+++ Entries provided +++

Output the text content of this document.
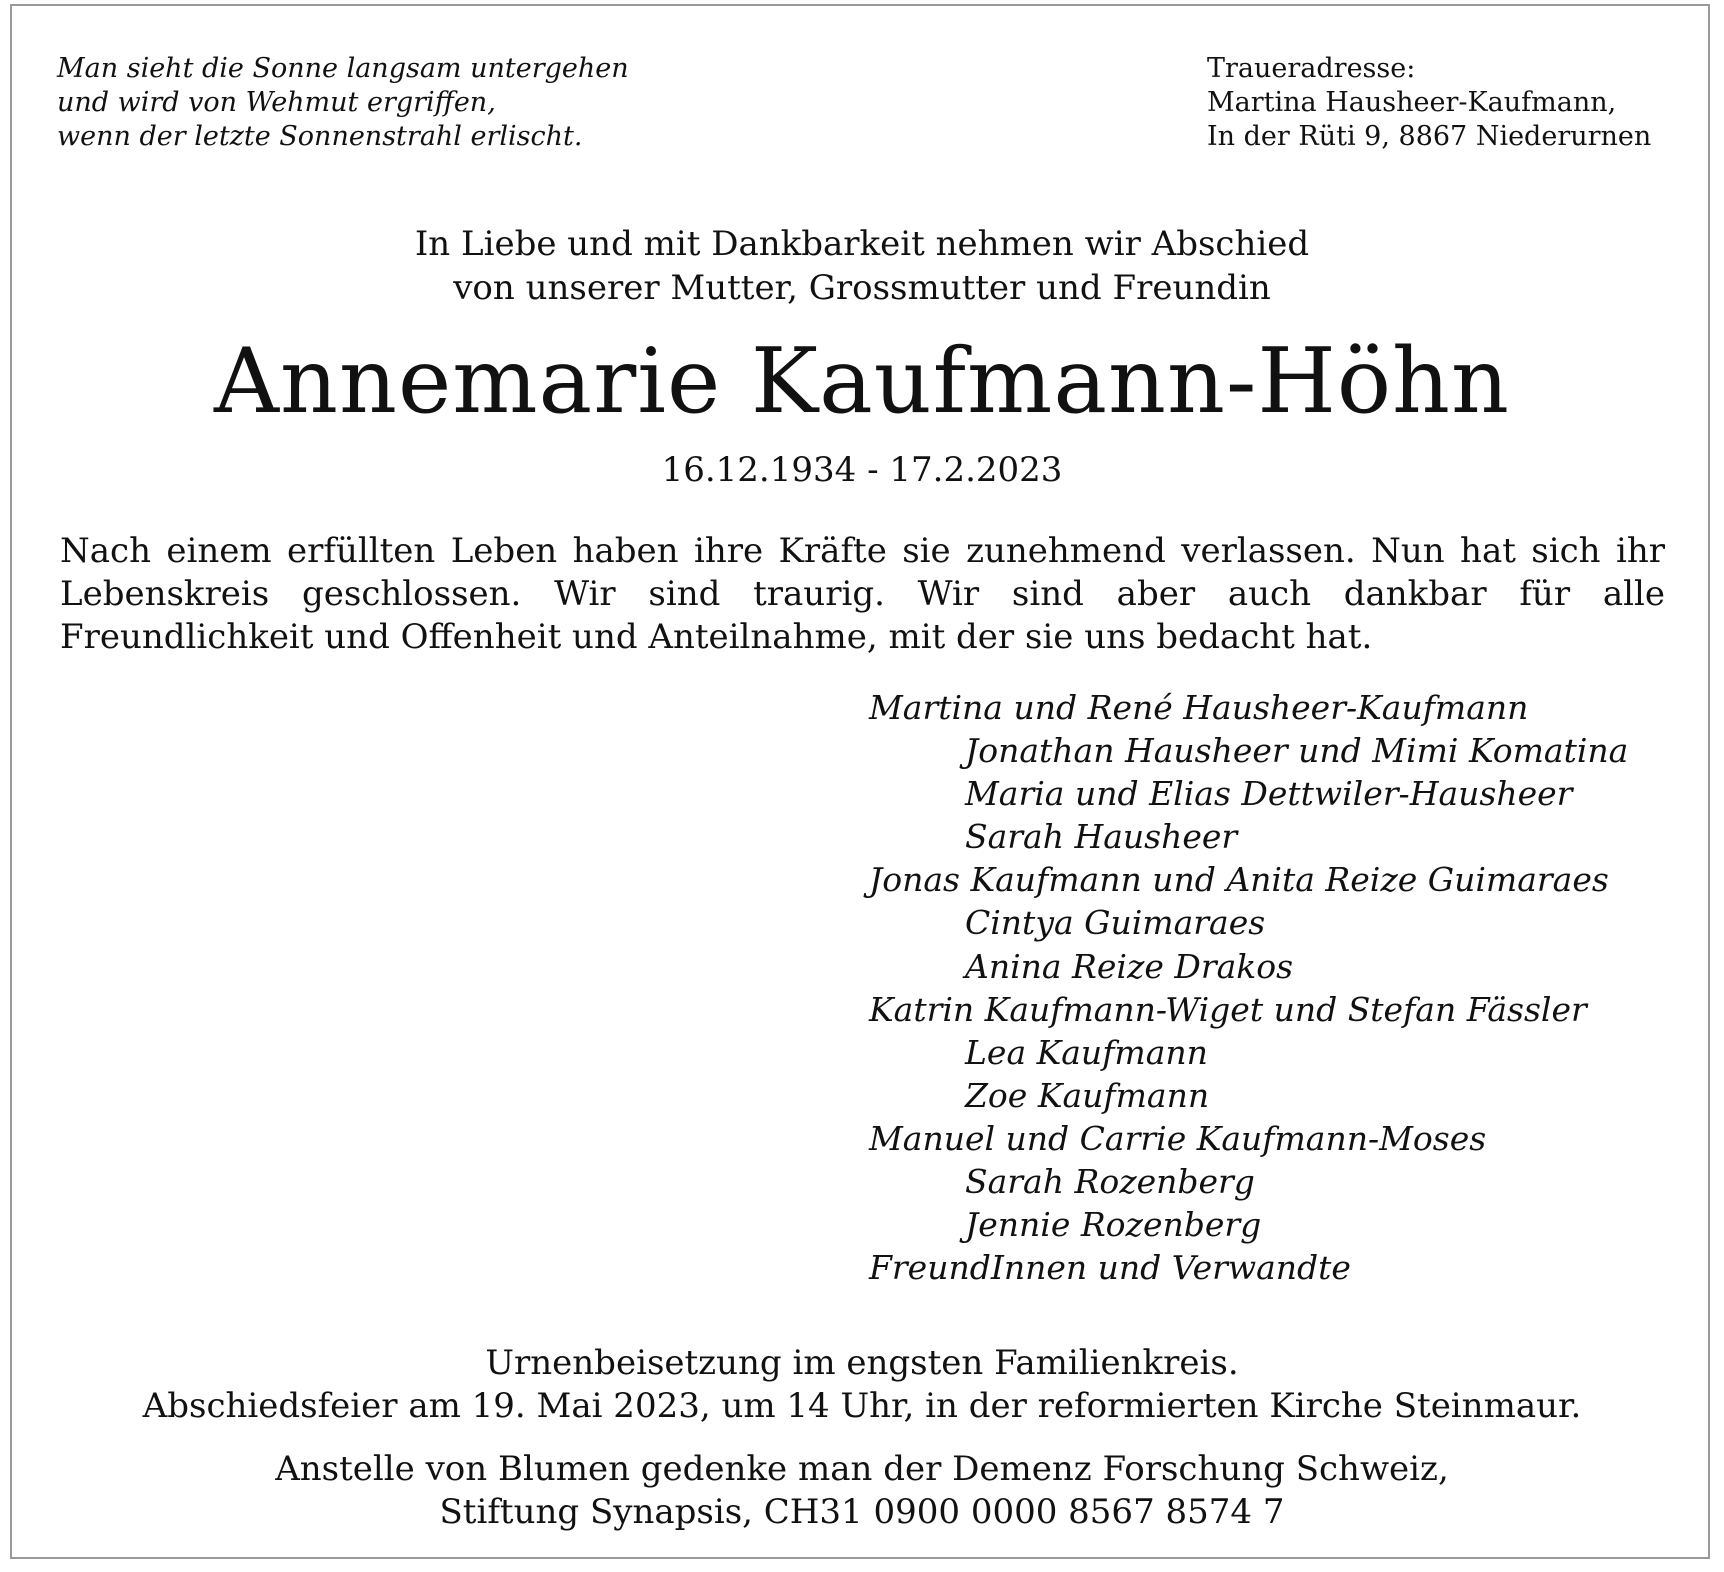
Man sieht die Sonne langsam untergehen
und wird von Wehmut ergriffen,
wenn der letzte Sonnenstrahl erlischt.
Traueradresse:
Martina Hausheer-Kaufmann,
In der Rüti 9, 8867 Niederurnen
In Liebe und mit Dankbarkeit nehmen wir Abschied
von unserer Mutter, Grossmutter und Freundin
Annemarie Kaufmann-Höhn
16.12.1934 - 17.2.2023
Nach einem erfüllten Leben haben ihre Kräfte sie zunehmend verlassen. Nun hat sich ihr Lebenskreis geschlossen. Wir sind traurig. Wir sind aber auch dankbar für alle Freundlichkeit und Offenheit und Anteilnahme, mit der sie uns bedacht hat.
Martina und René Hausheer-Kaufmann
Jonathan Hausheer und Mimi Komatina
Maria und Elias Dettwiler-Hausheer
Sarah Hausheer
Jonas Kaufmann und Anita Reize Guimaraes
Cintya Guimaraes
Anina Reize Drakos
Katrin Kaufmann-Wiget und Stefan Fässler
Lea Kaufmann
Zoe Kaufmann
Manuel und Carrie Kaufmann-Moses
Sarah Rozenberg
Jennie Rozenberg
FreundInnen und Verwandte
Urnenbeisetzung im engsten Familienkreis.
Abschiedsfeier am 19. Mai 2023, um 14 Uhr, in der reformierten Kirche Steinmaur.
Anstelle von Blumen gedenke man der Demenz Forschung Schweiz,
Stiftung Synapsis, CH31 0900 0000 8567 8574 7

+++

▶ What you have to do
All of the material above needs to be restated exactly, with no pictures.

▶ Answer to this task
Output the text content of this document.
Man sieht die Sonne langsam untergehen
und wird von Wehmut ergriffen,
wenn der letzte Sonnenstrahl erlischt.
Traueradresse:
Martina Hausheer-Kaufmann,
In der Rüti 9, 8867 Niederurnen
In Liebe und mit Dankbarkeit nehmen wir Abschied
von unserer Mutter, Grossmutter und Freundin
Annemarie Kaufmann-Höhn
16.12.1934 - 17.2.2023
Nach einem erfüllten Leben haben ihre Kräfte sie zunehmend verlassen. Nun hat sich ihr Lebenskreis geschlossen. Wir sind traurig. Wir sind aber auch dankbar für alle Freundlichkeit und Offenheit und Anteilnahme, mit der sie uns bedacht hat.
Martina und René Hausheer-Kaufmann
Jonathan Hausheer und Mimi Komatina
Maria und Elias Dettwiler-Hausheer
Sarah Hausheer
Jonas Kaufmann und Anita Reize Guimaraes
Cintya Guimaraes
Anina Reize Drakos
Katrin Kaufmann-Wiget und Stefan Fässler
Lea Kaufmann
Zoe Kaufmann
Manuel und Carrie Kaufmann-Moses
Sarah Rozenberg
Jennie Rozenberg
FreundInnen und Verwandte
Urnenbeisetzung im engsten Familienkreis.
Abschiedsfeier am 19. Mai 2023, um 14 Uhr, in der reformierten Kirche Steinmaur.
Anstelle von Blumen gedenke man der Demenz Forschung Schweiz,
Stiftung Synapsis, CH31 0900 0000 8567 8574 7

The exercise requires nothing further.